::: Data excerpts

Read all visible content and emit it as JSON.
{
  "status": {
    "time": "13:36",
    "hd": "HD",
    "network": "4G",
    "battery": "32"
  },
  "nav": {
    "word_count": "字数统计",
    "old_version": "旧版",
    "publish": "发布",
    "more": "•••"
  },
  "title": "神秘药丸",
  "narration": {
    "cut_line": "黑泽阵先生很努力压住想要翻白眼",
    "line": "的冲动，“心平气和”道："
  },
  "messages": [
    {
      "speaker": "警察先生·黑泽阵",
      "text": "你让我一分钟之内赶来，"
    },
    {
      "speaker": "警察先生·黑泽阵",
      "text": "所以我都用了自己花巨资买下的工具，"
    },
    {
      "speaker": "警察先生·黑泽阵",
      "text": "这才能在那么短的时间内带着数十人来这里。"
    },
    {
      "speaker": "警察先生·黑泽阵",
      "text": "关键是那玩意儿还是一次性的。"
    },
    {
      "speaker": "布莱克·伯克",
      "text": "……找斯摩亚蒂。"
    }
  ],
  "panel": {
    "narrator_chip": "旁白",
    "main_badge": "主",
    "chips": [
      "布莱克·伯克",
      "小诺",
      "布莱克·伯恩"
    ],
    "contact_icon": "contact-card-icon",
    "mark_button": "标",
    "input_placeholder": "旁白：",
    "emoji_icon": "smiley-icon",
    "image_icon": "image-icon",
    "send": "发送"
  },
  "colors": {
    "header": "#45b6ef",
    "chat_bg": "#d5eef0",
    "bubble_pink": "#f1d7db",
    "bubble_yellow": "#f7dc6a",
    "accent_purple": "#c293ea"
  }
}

::::::

What this task involves
Using the listing above, reproduce each line without omission.

Answer in full
Read all visible content and emit it as JSON.
{
  "status": {
    "time": "13:36",
    "hd": "HD",
    "network": "4G",
    "battery": "32"
  },
  "nav": {
    "word_count": "字数统计",
    "old_version": "旧版",
    "publish": "发布",
    "more": "•••"
  },
  "title": "神秘药丸",
  "narration": {
    "cut_line": "黑泽阵先生很努力压住想要翻白眼",
    "line": "的冲动，“心平气和”道："
  },
  "messages": [
    {
      "speaker": "警察先生·黑泽阵",
      "text": "你让我一分钟之内赶来，"
    },
    {
      "speaker": "警察先生·黑泽阵",
      "text": "所以我都用了自己花巨资买下的工具，"
    },
    {
      "speaker": "警察先生·黑泽阵",
      "text": "这才能在那么短的时间内带着数十人来这里。"
    },
    {
      "speaker": "警察先生·黑泽阵",
      "text": "关键是那玩意儿还是一次性的。"
    },
    {
      "speaker": "布莱克·伯克",
      "text": "……找斯摩亚蒂。"
    }
  ],
  "panel": {
    "narrator_chip": "旁白",
    "main_badge": "主",
    "chips": [
      "布莱克·伯克",
      "小诺",
      "布莱克·伯恩"
    ],
    "contact_icon": "contact-card-icon",
    "mark_button": "标",
    "input_placeholder": "旁白：",
    "emoji_icon": "smiley-icon",
    "image_icon": "image-icon",
    "send": "发送"
  },
  "colors": {
    "header": "#45b6ef",
    "chat_bg": "#d5eef0",
    "bubble_pink": "#f1d7db",
    "bubble_yellow": "#f7dc6a",
    "accent_purple": "#c293ea"
  }
}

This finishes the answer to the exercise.